- What you will do:
Only a number is wanted: the count of lines in this listing that contain "吸脱着等のモデリングとその数値予測に関する研究".

Dataset entries
#####
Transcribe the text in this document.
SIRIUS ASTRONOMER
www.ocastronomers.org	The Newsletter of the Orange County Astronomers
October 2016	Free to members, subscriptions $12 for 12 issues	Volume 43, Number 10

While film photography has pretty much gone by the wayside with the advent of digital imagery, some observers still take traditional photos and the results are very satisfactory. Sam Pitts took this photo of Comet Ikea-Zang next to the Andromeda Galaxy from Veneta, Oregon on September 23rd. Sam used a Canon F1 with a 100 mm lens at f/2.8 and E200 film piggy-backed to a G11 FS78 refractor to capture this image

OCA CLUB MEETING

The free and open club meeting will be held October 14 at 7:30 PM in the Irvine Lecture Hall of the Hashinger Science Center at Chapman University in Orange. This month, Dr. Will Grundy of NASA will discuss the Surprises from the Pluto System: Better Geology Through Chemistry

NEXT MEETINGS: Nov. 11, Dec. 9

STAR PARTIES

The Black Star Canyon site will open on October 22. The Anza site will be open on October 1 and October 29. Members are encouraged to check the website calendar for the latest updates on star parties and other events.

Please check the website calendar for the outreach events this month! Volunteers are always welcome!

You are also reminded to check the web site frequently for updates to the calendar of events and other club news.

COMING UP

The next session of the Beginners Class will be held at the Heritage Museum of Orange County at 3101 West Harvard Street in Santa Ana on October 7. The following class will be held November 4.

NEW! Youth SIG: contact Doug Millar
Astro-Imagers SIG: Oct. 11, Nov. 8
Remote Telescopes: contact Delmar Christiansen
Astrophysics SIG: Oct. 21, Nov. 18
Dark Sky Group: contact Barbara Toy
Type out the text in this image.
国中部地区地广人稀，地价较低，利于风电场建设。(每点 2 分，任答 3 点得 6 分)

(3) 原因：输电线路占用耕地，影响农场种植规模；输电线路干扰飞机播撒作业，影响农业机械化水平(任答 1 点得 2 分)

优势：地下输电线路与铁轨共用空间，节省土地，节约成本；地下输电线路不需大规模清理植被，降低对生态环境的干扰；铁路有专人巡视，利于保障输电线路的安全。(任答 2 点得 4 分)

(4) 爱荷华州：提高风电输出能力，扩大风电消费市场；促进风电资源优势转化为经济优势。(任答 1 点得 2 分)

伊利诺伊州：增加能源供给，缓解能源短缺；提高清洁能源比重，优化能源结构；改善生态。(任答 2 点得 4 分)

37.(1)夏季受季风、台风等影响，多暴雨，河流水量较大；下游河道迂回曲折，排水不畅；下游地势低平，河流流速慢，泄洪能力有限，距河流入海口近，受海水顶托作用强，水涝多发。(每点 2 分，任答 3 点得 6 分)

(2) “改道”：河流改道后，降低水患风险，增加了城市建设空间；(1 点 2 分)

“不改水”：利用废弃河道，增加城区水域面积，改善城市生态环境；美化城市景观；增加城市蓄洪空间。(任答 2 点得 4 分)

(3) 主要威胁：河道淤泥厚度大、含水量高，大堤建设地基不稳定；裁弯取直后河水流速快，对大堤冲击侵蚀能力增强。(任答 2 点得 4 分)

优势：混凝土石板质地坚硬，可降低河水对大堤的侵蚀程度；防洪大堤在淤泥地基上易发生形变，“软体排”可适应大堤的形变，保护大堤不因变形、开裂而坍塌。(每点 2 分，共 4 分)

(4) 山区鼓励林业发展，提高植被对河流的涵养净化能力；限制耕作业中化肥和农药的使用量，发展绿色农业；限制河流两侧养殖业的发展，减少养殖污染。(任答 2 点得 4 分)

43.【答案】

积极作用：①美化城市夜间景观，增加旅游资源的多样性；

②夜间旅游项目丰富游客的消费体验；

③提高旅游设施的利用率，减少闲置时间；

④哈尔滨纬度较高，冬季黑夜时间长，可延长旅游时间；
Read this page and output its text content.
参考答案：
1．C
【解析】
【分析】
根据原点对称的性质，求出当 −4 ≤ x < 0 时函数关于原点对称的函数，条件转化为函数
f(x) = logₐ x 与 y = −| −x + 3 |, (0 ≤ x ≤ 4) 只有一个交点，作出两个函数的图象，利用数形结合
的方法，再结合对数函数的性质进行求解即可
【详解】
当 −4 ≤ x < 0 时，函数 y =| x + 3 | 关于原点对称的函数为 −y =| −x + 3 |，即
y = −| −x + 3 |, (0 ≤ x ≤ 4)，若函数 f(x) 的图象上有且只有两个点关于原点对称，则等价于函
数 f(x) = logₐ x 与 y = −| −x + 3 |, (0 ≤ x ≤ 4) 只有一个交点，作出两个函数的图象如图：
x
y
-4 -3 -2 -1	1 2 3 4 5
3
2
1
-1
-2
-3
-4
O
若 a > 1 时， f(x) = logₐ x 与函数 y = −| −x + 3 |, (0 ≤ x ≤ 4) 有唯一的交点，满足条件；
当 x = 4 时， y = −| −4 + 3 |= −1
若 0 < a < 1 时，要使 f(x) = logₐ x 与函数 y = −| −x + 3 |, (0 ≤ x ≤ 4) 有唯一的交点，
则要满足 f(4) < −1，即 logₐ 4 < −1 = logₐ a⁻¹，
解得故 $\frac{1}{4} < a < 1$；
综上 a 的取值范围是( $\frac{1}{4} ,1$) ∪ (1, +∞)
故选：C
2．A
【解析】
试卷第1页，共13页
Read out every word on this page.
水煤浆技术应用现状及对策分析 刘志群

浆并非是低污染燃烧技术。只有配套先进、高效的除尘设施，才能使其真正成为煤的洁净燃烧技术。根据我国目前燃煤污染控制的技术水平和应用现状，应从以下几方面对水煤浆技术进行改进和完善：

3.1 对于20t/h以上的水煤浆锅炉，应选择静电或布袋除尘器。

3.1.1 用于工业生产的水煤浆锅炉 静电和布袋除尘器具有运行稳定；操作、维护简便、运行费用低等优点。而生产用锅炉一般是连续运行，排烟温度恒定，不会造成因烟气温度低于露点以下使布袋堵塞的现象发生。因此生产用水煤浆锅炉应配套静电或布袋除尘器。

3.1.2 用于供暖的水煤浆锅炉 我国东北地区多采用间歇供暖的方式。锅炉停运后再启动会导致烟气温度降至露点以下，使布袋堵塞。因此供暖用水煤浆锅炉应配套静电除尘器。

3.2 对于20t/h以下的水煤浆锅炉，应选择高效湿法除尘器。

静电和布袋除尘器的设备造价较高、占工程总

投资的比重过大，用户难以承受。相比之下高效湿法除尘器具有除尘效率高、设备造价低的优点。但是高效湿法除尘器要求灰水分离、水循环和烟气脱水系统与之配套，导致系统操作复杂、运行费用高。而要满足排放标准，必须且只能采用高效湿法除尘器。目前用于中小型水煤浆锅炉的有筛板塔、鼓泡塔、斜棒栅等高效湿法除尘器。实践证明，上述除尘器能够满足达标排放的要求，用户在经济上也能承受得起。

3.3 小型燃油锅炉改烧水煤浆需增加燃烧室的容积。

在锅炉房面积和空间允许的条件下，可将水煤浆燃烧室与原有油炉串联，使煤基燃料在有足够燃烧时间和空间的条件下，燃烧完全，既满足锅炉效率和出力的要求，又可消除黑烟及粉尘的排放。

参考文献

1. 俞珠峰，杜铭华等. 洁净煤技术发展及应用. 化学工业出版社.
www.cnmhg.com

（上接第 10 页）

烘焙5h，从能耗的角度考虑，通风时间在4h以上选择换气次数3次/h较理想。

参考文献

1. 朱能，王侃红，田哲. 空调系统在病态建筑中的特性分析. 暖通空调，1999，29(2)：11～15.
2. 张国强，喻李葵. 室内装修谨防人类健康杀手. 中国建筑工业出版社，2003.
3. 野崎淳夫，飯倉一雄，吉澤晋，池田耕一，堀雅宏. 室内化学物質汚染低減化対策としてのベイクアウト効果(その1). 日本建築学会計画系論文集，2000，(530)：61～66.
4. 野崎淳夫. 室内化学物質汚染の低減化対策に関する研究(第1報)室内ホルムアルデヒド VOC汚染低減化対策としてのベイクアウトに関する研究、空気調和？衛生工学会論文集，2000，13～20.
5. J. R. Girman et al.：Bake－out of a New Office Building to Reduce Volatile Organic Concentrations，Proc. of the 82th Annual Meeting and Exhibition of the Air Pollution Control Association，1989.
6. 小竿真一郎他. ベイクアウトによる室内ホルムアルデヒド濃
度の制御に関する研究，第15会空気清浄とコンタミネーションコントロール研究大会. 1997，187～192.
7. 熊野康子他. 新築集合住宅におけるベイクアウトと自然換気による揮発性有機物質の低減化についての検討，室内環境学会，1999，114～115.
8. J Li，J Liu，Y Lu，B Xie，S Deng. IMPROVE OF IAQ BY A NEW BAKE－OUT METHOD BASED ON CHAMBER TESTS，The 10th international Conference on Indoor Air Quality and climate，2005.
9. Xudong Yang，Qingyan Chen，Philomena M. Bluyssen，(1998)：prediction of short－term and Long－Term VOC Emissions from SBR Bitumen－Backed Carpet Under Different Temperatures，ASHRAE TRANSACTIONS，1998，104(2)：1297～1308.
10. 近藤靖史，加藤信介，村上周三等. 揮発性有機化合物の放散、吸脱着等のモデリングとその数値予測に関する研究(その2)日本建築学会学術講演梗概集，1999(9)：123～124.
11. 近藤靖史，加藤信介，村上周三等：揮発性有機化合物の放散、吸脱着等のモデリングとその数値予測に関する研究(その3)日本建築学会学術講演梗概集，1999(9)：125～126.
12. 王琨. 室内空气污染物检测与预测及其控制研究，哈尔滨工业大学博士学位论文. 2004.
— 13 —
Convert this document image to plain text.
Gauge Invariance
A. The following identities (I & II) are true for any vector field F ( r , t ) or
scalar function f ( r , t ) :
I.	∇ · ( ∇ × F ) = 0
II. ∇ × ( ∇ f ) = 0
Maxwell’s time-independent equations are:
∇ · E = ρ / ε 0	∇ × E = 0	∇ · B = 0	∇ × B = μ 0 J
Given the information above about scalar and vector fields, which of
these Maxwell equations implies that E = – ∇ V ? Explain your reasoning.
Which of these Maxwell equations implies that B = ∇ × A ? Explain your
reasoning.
#####
- Finished task:
2